Data listing
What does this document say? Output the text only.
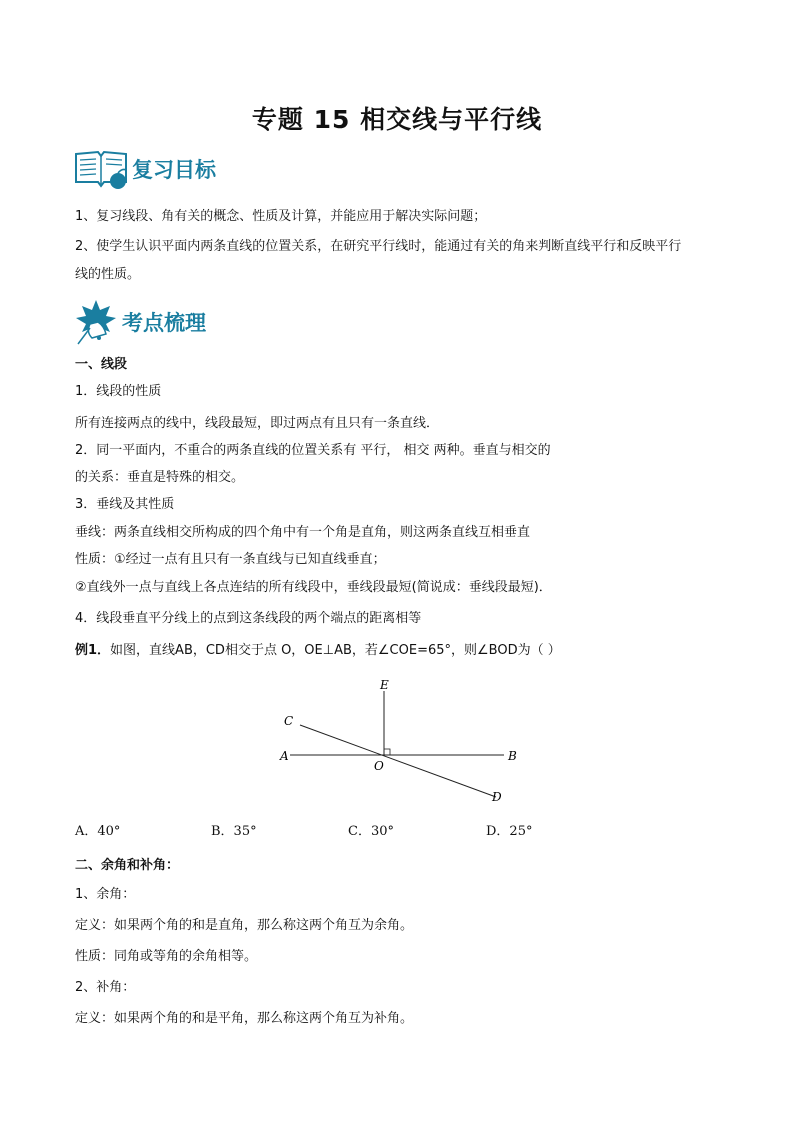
专题 15 相交线与平行线
复习目标
1、复习线段、角有关的概念、性质及计算，并能应用于解决实际问题；
2、使学生认识平面内两条直线的位置关系，在研究平行线时，能通过有关的角来判断直线平行和反映平行
线的性质。
考点梳理
一、线段
1．线段的性质
所有连接两点的线中，线段最短，即过两点有且只有一条直线．
2．同一平面内，不重合的两条直线的位置关系有 平行， 相交 两种。垂直与相交的
的关系：垂直是特殊的相交。
3．垂线及其性质
垂线：两条直线相交所构成的四个角中有一个角是直角，则这两条直线互相垂直
性质：①经过一点有且只有一条直线与已知直线垂直；
②直线外一点与直线上各点连结的所有线段中，垂线段最短(简说成：垂线段最短)．
4．线段垂直平分线上的点到这条线段的两个端点的距离相等
例1．如图，直线AB，CD相交于点 O，OE⊥AB，若∠COE=65°，则∠BOD为（ ）
E
C
A
O
B
D
A．40°	B．35°	C．30°	D．25°
二、余角和补角：
1、余角：
定义：如果两个角的和是直角，那么称这两个角互为余角。
性质：同角或等角的余角相等。
2、补角：
定义：如果两个角的和是平角，那么称这两个角互为补角。
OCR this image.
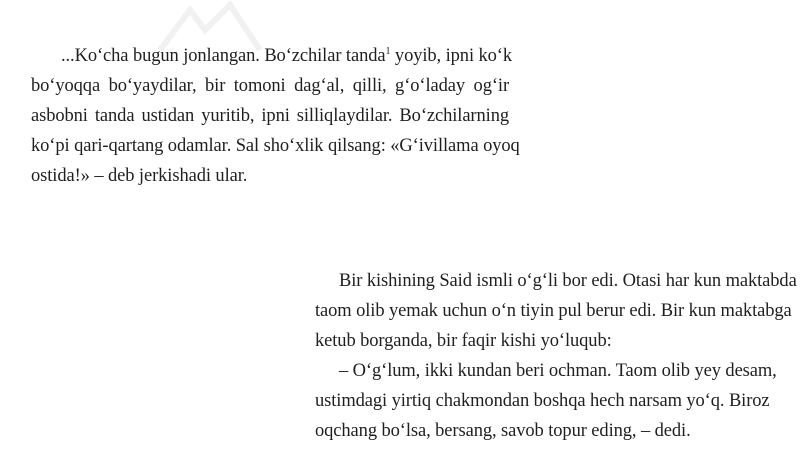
...Ko‘cha bugun jonlangan. Bo‘zchilar tanda$^1$ yoyib, ipni ko‘k
bo‘yoqqa bo‘yaydilar, bir tomoni dag‘al, qilli, g‘o‘laday og‘ir
asbobni tanda ustidan yuritib, ipni silliqlaydilar. Bo‘zchilarning
ko‘pi qari-qartang odamlar. Sal sho‘xlik qilsang: «G‘ivillama oyoq
ostida!» – deb jerkishadi ular.

Bir kishining Said ismli o‘g‘li bor edi. Otasi har kun maktabda
taom olib yemak uchun o‘n tiyin pul berur edi. Bir kun maktabga
ketub borganda, bir faqir kishi yo‘luqub:
– O‘g‘lum, ikki kundan beri ochman. Taom olib yey desam,
ustimdagi yirtiq chakmondan boshqa hech narsam yo‘q. Biroz
oqchang bo‘lsa, bersang, savob topur eding, – dedi.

**Exercise**
Pull out each line containing the word "ipni" and copy it.

**Exercise output**
...Ko‘cha bugun jonlangan. Bo‘zchilar tanda$^1$ yoyib, ipni ko‘k
asbobni tanda ustidan yuritib, ipni silliqlaydilar. Bo‘zchilarning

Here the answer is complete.